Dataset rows
◆ ◆ ◆ ◆ ◆ ◆ ◆

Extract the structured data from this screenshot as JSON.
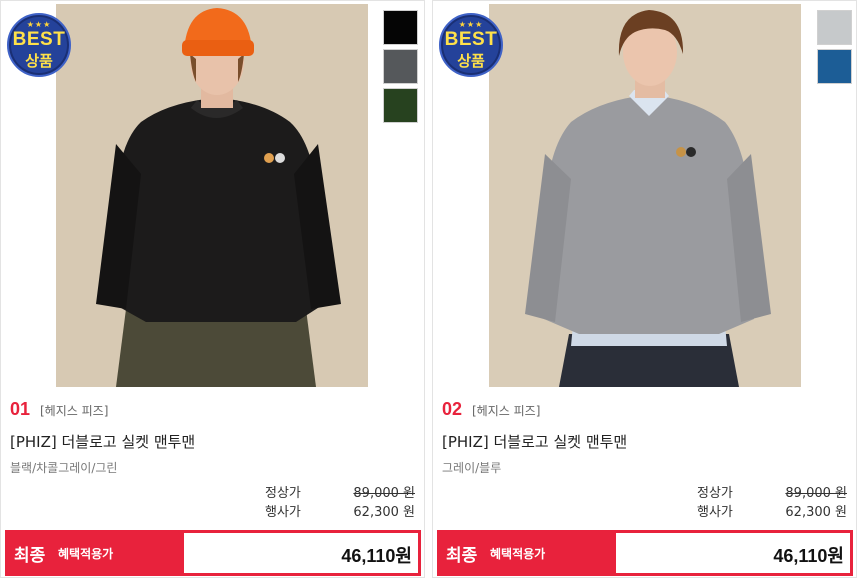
{
  "products": [
    {
      "badge": {
        "stars": "★★★",
        "line1": "BEST",
        "line2": "상품"
      },
      "rank": "01",
      "brand": "[헤지스 피즈]",
      "name": "[PHIZ] 더블로고 실켓 맨투맨",
      "colors": "블랙/차콜그레이/그린",
      "swatches": [
        "#050505",
        "#55585b",
        "#27421f"
      ],
      "regular_label": "정상가",
      "regular_price": "89,000 원",
      "sale_label": "행사가",
      "sale_price": "62,300 원",
      "final_label": "최종",
      "final_sub": "혜택적용가",
      "final_price": "46,110원"
    },
    {
      "badge": {
        "stars": "★★★",
        "line1": "BEST",
        "line2": "상품"
      },
      "rank": "02",
      "brand": "[헤지스 피즈]",
      "name": "[PHIZ] 더블로고 실켓 맨투맨",
      "colors": "그레이/블루",
      "swatches": [
        "#c6c9cb",
        "#1c5d96"
      ],
      "regular_label": "정상가",
      "regular_price": "89,000 원",
      "sale_label": "행사가",
      "sale_price": "62,300 원",
      "final_label": "최종",
      "final_sub": "혜택적용가",
      "final_price": "46,110원"
    }
  ]
}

◆ ◆ ◆ ◆ ◆ ◆ ◆

Pictures don't belong in the copy. Restate all the entries exactly.

> **SOLUTION TO THE PROBLEM**
Extract the structured data from this screenshot as JSON.
{
  "products": [
    {
      "badge": {
        "stars": "★★★",
        "line1": "BEST",
        "line2": "상품"
      },
      "rank": "01",
      "brand": "[헤지스 피즈]",
      "name": "[PHIZ] 더블로고 실켓 맨투맨",
      "colors": "블랙/차콜그레이/그린",
      "swatches": [
        "#050505",
        "#55585b",
        "#27421f"
      ],
      "regular_label": "정상가",
      "regular_price": "89,000 원",
      "sale_label": "행사가",
      "sale_price": "62,300 원",
      "final_label": "최종",
      "final_sub": "혜택적용가",
      "final_price": "46,110원"
    },
    {
      "badge": {
        "stars": "★★★",
        "line1": "BEST",
        "line2": "상품"
      },
      "rank": "02",
      "brand": "[헤지스 피즈]",
      "name": "[PHIZ] 더블로고 실켓 맨투맨",
      "colors": "그레이/블루",
      "swatches": [
        "#c6c9cb",
        "#1c5d96"
      ],
      "regular_label": "정상가",
      "regular_price": "89,000 원",
      "sale_label": "행사가",
      "sale_price": "62,300 원",
      "final_label": "최종",
      "final_sub": "혜택적용가",
      "final_price": "46,110원"
    }
  ]
}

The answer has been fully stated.